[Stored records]
______
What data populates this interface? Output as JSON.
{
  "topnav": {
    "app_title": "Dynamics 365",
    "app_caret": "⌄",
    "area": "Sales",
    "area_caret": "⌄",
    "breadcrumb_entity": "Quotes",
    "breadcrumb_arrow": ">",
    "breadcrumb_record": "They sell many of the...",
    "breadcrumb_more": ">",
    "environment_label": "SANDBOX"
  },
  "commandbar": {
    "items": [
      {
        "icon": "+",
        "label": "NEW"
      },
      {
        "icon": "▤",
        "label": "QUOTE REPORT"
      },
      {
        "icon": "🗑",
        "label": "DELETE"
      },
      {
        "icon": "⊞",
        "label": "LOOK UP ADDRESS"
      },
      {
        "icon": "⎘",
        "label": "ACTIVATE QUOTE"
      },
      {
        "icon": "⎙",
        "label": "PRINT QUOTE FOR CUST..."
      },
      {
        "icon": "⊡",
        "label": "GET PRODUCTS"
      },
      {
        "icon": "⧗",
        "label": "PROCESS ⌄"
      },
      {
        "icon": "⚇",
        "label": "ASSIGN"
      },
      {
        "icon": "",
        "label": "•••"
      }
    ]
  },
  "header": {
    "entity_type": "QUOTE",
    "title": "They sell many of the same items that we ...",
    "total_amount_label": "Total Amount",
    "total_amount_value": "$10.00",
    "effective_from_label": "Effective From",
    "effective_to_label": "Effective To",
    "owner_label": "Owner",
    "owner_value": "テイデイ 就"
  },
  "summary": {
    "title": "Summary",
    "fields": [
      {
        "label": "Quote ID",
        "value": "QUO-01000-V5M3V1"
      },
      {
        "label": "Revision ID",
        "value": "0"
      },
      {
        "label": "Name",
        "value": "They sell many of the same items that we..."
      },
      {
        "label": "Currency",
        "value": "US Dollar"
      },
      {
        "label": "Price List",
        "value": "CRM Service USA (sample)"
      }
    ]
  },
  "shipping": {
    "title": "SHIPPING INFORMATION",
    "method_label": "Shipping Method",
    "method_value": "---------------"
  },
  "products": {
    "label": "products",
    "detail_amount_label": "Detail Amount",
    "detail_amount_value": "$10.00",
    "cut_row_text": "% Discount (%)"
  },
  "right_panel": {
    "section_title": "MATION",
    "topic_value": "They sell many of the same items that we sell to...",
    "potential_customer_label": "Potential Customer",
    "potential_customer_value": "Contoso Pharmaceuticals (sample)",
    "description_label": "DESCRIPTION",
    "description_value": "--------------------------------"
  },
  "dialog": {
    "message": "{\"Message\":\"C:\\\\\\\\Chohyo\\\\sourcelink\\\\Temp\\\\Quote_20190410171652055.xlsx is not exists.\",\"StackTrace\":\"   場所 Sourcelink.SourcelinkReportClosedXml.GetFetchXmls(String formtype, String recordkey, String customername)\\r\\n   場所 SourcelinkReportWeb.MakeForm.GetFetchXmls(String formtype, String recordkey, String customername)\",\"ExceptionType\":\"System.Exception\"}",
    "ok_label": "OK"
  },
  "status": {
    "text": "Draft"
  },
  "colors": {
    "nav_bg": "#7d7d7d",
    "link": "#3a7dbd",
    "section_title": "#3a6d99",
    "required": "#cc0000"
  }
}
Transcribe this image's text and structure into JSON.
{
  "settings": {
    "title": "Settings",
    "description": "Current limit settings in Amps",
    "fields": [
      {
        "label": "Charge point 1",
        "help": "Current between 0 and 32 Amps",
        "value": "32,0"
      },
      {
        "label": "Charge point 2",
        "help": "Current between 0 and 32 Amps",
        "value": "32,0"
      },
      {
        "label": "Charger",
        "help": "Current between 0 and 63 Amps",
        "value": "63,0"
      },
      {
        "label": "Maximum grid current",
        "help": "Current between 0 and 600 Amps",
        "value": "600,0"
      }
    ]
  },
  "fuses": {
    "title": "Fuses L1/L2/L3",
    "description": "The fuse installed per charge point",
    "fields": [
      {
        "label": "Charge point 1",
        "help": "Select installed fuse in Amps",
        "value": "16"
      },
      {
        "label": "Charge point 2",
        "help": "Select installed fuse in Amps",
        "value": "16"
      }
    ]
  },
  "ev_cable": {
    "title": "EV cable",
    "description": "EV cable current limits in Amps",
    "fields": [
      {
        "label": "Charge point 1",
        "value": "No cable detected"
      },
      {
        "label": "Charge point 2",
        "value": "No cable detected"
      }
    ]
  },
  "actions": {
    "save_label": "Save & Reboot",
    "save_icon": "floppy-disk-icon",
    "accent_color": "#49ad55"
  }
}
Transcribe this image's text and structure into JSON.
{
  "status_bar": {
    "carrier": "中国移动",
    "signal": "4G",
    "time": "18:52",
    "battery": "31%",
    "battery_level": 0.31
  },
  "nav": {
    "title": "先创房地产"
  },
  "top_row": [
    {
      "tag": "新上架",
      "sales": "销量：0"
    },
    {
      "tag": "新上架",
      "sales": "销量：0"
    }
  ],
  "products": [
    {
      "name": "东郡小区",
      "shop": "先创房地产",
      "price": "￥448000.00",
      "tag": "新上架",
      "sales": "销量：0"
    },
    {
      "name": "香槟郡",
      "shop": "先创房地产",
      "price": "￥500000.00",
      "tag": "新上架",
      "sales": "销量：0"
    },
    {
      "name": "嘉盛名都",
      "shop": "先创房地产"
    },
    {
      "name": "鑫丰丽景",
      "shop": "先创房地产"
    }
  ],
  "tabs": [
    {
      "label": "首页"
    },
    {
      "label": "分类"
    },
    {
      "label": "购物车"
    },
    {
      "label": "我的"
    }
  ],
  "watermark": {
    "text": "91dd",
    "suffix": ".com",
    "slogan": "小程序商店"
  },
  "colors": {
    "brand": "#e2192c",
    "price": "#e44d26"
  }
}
______
**Task directions:**
Quote every record above exactly.

**Exercise solution:**
What data populates this interface? Output as JSON.
{
  "topnav": {
    "app_title": "Dynamics 365",
    "app_caret": "⌄",
    "area": "Sales",
    "area_caret": "⌄",
    "breadcrumb_entity": "Quotes",
    "breadcrumb_arrow": ">",
    "breadcrumb_record": "They sell many of the...",
    "breadcrumb_more": ">",
    "environment_label": "SANDBOX"
  },
  "commandbar": {
    "items": [
      {
        "icon": "+",
        "label": "NEW"
      },
      {
        "icon": "▤",
        "label": "QUOTE REPORT"
      },
      {
        "icon": "🗑",
        "label": "DELETE"
      },
      {
        "icon": "⊞",
        "label": "LOOK UP ADDRESS"
      },
      {
        "icon": "⎘",
        "label": "ACTIVATE QUOTE"
      },
      {
        "icon": "⎙",
        "label": "PRINT QUOTE FOR CUST..."
      },
      {
        "icon": "⊡",
        "label": "GET PRODUCTS"
      },
      {
        "icon": "⧗",
        "label": "PROCESS ⌄"
      },
      {
        "icon": "⚇",
        "label": "ASSIGN"
      },
      {
        "icon": "",
        "label": "•••"
      }
    ]
  },
  "header": {
    "entity_type": "QUOTE",
    "title": "They sell many of the same items that we ...",
    "total_amount_label": "Total Amount",
    "total_amount_value": "$10.00",
    "effective_from_label": "Effective From",
    "effective_to_label": "Effective To",
    "owner_label": "Owner",
    "owner_value": "テイデイ 就"
  },
  "summary": {
    "title": "Summary",
    "fields": [
      {
        "label": "Quote ID",
        "value": "QUO-01000-V5M3V1"
      },
      {
        "label": "Revision ID",
        "value": "0"
      },
      {
        "label": "Name",
        "value": "They sell many of the same items that we..."
      },
      {
        "label": "Currency",
        "value": "US Dollar"
      },
      {
        "label": "Price List",
        "value": "CRM Service USA (sample)"
      }
    ]
  },
  "shipping": {
    "title": "SHIPPING INFORMATION",
    "method_label": "Shipping Method",
    "method_value": "---------------"
  },
  "products": {
    "label": "products",
    "detail_amount_label": "Detail Amount",
    "detail_amount_value": "$10.00",
    "cut_row_text": "% Discount (%)"
  },
  "right_panel": {
    "section_title": "MATION",
    "topic_value": "They sell many of the same items that we sell to...",
    "potential_customer_label": "Potential Customer",
    "potential_customer_value": "Contoso Pharmaceuticals (sample)",
    "description_label": "DESCRIPTION",
    "description_value": "--------------------------------"
  },
  "dialog": {
    "message": "{\"Message\":\"C:\\\\\\\\Chohyo\\\\sourcelink\\\\Temp\\\\Quote_20190410171652055.xlsx is not exists.\",\"StackTrace\":\"   場所 Sourcelink.SourcelinkReportClosedXml.GetFetchXmls(String formtype, String recordkey, String customername)\\r\\n   場所 SourcelinkReportWeb.MakeForm.GetFetchXmls(String formtype, String recordkey, String customername)\",\"ExceptionType\":\"System.Exception\"}",
    "ok_label": "OK"
  },
  "status": {
    "text": "Draft"
  },
  "colors": {
    "nav_bg": "#7d7d7d",
    "link": "#3a7dbd",
    "section_title": "#3a6d99",
    "required": "#cc0000"
  }
}
Transcribe this image's text and structure into JSON.
{
  "settings": {
    "title": "Settings",
    "description": "Current limit settings in Amps",
    "fields": [
      {
        "label": "Charge point 1",
        "help": "Current between 0 and 32 Amps",
        "value": "32,0"
      },
      {
        "label": "Charge point 2",
        "help": "Current between 0 and 32 Amps",
        "value": "32,0"
      },
      {
        "label": "Charger",
        "help": "Current between 0 and 63 Amps",
        "value": "63,0"
      },
      {
        "label": "Maximum grid current",
        "help": "Current between 0 and 600 Amps",
        "value": "600,0"
      }
    ]
  },
  "fuses": {
    "title": "Fuses L1/L2/L3",
    "description": "The fuse installed per charge point",
    "fields": [
      {
        "label": "Charge point 1",
        "help": "Select installed fuse in Amps",
        "value": "16"
      },
      {
        "label": "Charge point 2",
        "help": "Select installed fuse in Amps",
        "value": "16"
      }
    ]
  },
  "ev_cable": {
    "title": "EV cable",
    "description": "EV cable current limits in Amps",
    "fields": [
      {
        "label": "Charge point 1",
        "value": "No cable detected"
      },
      {
        "label": "Charge point 2",
        "value": "No cable detected"
      }
    ]
  },
  "actions": {
    "save_label": "Save & Reboot",
    "save_icon": "floppy-disk-icon",
    "accent_color": "#49ad55"
  }
}
Transcribe this image's text and structure into JSON.
{
  "status_bar": {
    "carrier": "中国移动",
    "signal": "4G",
    "time": "18:52",
    "battery": "31%",
    "battery_level": 0.31
  },
  "nav": {
    "title": "先创房地产"
  },
  "top_row": [
    {
      "tag": "新上架",
      "sales": "销量：0"
    },
    {
      "tag": "新上架",
      "sales": "销量：0"
    }
  ],
  "products": [
    {
      "name": "东郡小区",
      "shop": "先创房地产",
      "price": "￥448000.00",
      "tag": "新上架",
      "sales": "销量：0"
    },
    {
      "name": "香槟郡",
      "shop": "先创房地产",
      "price": "￥500000.00",
      "tag": "新上架",
      "sales": "销量：0"
    },
    {
      "name": "嘉盛名都",
      "shop": "先创房地产"
    },
    {
      "name": "鑫丰丽景",
      "shop": "先创房地产"
    }
  ],
  "tabs": [
    {
      "label": "首页"
    },
    {
      "label": "分类"
    },
    {
      "label": "购物车"
    },
    {
      "label": "我的"
    }
  ],
  "watermark": {
    "text": "91dd",
    "suffix": ".com",
    "slogan": "小程序商店"
  },
  "colors": {
    "brand": "#e2192c",
    "price": "#e44d26"
  }
}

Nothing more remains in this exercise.